> Your instructions: Gather up every line that includes the string "Class".

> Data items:
★ ★ ★

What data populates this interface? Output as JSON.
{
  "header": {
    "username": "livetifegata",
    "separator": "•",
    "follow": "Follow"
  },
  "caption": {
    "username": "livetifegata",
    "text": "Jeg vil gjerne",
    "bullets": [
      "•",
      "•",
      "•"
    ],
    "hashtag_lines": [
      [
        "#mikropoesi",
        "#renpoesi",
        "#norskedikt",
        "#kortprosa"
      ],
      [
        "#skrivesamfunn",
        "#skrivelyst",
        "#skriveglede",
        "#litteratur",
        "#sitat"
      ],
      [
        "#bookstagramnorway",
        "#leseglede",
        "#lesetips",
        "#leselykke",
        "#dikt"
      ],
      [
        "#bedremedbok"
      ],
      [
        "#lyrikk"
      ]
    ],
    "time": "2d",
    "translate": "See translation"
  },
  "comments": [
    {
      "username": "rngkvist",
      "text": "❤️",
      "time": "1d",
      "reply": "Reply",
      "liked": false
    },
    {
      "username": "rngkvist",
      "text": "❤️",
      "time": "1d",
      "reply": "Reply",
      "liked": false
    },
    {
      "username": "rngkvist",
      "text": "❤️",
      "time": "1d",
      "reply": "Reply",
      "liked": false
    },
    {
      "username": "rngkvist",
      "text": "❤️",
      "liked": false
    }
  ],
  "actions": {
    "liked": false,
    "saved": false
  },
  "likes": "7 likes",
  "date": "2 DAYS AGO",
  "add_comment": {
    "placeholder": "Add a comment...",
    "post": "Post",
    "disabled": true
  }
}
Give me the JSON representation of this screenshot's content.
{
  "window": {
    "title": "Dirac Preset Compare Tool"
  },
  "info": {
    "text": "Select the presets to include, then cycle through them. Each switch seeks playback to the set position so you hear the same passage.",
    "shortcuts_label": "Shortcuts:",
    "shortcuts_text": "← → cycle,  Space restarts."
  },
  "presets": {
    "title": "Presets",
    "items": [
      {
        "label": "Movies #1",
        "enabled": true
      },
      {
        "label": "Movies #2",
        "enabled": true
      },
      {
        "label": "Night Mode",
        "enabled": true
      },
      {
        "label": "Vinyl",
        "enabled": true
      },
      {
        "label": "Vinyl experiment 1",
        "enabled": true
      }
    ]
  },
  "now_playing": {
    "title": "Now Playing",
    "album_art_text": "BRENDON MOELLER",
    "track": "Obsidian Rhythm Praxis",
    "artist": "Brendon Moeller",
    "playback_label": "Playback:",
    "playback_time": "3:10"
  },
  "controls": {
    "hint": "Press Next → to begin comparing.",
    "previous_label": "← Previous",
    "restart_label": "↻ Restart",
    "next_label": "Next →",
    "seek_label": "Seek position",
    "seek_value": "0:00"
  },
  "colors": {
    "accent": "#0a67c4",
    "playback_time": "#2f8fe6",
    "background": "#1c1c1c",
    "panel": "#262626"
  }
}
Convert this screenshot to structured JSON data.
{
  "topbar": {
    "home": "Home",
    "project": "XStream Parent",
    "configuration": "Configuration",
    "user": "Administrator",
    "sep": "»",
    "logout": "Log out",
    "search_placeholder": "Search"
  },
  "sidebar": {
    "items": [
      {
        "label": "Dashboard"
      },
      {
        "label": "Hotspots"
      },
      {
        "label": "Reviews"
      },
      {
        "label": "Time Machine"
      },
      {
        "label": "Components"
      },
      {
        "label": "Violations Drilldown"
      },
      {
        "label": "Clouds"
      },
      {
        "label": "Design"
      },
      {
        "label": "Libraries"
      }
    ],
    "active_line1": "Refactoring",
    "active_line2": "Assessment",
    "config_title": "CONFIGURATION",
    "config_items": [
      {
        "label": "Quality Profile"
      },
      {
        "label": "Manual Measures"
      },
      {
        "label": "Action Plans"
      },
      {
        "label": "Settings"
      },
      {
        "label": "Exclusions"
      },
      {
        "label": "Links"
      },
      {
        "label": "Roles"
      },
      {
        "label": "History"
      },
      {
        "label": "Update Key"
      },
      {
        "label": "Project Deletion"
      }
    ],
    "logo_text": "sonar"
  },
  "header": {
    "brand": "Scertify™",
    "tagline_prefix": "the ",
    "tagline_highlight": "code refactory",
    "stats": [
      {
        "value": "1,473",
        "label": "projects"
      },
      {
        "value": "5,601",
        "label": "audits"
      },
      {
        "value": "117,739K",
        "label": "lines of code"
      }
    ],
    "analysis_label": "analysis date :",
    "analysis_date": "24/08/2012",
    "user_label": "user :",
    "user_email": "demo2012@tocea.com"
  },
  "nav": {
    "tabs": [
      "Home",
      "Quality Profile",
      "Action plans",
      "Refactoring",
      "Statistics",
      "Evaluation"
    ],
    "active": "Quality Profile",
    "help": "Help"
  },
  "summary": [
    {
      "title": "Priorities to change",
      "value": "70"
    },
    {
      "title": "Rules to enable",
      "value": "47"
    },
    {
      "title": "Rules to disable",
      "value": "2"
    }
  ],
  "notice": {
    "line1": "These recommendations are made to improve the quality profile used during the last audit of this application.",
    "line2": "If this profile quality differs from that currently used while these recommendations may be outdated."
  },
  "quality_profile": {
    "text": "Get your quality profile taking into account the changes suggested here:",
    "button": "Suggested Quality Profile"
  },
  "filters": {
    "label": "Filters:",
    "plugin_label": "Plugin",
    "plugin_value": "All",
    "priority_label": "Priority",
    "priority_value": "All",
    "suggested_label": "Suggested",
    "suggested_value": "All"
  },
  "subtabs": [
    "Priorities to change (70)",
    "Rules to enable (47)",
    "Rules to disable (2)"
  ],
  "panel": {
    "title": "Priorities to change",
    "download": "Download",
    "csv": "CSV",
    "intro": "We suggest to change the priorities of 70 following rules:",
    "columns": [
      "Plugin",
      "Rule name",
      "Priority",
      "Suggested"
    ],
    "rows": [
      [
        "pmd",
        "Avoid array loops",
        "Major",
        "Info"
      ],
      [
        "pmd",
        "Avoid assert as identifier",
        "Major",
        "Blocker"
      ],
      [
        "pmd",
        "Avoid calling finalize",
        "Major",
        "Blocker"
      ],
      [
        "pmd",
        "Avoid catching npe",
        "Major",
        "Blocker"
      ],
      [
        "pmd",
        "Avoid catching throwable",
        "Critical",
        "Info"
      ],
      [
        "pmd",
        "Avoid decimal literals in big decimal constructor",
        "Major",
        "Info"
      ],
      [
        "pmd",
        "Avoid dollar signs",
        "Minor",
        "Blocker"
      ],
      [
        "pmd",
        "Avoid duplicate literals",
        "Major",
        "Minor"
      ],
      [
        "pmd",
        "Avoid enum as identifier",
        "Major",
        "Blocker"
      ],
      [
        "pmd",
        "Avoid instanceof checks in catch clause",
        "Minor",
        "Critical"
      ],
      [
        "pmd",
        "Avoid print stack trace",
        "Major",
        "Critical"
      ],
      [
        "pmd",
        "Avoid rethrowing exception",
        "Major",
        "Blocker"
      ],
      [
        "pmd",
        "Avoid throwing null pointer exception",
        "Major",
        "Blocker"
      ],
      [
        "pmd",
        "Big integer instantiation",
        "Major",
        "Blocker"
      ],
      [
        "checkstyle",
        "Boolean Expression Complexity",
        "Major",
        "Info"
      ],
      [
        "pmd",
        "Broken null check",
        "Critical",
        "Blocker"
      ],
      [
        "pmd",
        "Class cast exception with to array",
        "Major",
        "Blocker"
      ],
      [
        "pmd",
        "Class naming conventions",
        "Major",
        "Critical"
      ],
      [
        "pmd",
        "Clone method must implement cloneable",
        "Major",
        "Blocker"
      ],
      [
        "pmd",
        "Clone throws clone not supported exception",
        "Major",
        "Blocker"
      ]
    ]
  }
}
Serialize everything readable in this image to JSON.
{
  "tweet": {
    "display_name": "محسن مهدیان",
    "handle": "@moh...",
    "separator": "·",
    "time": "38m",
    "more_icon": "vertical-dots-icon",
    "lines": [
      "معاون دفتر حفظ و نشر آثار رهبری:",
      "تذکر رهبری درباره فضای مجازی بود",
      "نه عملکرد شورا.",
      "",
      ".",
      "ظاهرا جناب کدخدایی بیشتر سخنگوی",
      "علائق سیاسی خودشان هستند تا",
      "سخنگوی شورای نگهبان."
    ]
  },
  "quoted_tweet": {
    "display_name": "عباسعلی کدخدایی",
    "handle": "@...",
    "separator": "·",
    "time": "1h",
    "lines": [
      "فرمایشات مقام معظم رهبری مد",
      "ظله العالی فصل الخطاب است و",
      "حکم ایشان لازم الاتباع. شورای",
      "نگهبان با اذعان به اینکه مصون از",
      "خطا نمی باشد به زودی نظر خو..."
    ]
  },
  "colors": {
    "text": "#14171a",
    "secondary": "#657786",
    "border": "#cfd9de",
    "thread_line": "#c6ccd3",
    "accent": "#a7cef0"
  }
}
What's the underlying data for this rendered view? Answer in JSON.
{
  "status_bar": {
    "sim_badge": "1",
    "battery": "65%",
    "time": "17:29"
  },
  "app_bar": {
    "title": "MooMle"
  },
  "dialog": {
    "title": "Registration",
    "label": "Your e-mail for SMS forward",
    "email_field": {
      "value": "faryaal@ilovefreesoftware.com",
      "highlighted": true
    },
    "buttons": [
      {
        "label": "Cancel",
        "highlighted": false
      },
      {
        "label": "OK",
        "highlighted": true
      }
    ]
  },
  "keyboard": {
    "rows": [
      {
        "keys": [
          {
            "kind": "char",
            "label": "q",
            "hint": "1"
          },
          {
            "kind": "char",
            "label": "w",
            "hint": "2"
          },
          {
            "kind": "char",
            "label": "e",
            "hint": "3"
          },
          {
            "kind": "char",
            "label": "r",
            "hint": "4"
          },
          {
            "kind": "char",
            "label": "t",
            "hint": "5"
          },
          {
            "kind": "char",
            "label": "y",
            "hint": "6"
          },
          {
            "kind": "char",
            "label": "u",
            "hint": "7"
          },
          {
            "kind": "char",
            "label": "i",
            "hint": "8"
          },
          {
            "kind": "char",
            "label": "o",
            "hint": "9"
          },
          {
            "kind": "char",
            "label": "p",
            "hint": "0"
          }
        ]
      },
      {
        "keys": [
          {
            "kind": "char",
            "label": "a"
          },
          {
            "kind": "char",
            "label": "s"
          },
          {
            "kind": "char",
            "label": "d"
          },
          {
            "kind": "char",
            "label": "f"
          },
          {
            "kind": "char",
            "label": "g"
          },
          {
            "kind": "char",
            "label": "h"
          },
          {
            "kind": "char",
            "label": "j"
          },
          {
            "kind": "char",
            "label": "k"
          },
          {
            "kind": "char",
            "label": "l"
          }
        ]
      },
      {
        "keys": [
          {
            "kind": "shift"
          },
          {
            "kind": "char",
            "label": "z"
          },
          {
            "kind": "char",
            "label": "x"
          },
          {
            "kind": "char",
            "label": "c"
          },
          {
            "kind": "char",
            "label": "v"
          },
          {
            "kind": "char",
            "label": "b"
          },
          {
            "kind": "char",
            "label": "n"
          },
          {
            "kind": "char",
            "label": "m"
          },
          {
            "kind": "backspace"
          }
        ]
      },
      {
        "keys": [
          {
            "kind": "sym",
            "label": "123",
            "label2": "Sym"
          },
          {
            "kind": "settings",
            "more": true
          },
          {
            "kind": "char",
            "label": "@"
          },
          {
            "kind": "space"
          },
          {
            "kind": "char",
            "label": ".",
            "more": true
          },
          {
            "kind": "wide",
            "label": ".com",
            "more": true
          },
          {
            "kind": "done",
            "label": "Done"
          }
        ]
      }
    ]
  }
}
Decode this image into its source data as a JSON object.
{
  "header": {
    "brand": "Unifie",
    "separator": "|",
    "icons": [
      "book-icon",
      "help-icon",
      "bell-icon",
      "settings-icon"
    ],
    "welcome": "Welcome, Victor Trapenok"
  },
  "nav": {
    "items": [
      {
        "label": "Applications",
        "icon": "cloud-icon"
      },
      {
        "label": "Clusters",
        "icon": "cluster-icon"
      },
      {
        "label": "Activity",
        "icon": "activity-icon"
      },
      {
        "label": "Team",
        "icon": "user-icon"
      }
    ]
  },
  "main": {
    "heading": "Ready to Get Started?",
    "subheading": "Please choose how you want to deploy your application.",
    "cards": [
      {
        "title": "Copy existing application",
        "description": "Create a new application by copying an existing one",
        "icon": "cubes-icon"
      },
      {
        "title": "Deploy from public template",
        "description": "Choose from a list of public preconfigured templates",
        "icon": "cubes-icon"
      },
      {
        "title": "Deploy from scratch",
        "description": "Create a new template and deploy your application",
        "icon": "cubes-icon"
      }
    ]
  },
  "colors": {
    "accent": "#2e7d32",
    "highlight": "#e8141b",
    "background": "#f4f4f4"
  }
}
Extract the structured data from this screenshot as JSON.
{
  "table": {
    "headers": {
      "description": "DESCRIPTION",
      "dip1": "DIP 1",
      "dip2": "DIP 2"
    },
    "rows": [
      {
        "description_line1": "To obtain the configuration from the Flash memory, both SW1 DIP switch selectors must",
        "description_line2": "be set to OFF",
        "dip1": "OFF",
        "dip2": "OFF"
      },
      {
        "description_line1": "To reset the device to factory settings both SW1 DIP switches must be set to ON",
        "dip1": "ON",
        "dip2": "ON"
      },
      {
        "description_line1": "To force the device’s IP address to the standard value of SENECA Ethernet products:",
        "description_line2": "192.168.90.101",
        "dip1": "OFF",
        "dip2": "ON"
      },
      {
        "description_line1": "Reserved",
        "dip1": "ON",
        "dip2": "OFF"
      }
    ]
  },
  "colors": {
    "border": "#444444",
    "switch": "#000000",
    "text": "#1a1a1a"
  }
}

★ ★ ★

> Task answer:
        "Class cast exception with to array",
        "Class naming conventions",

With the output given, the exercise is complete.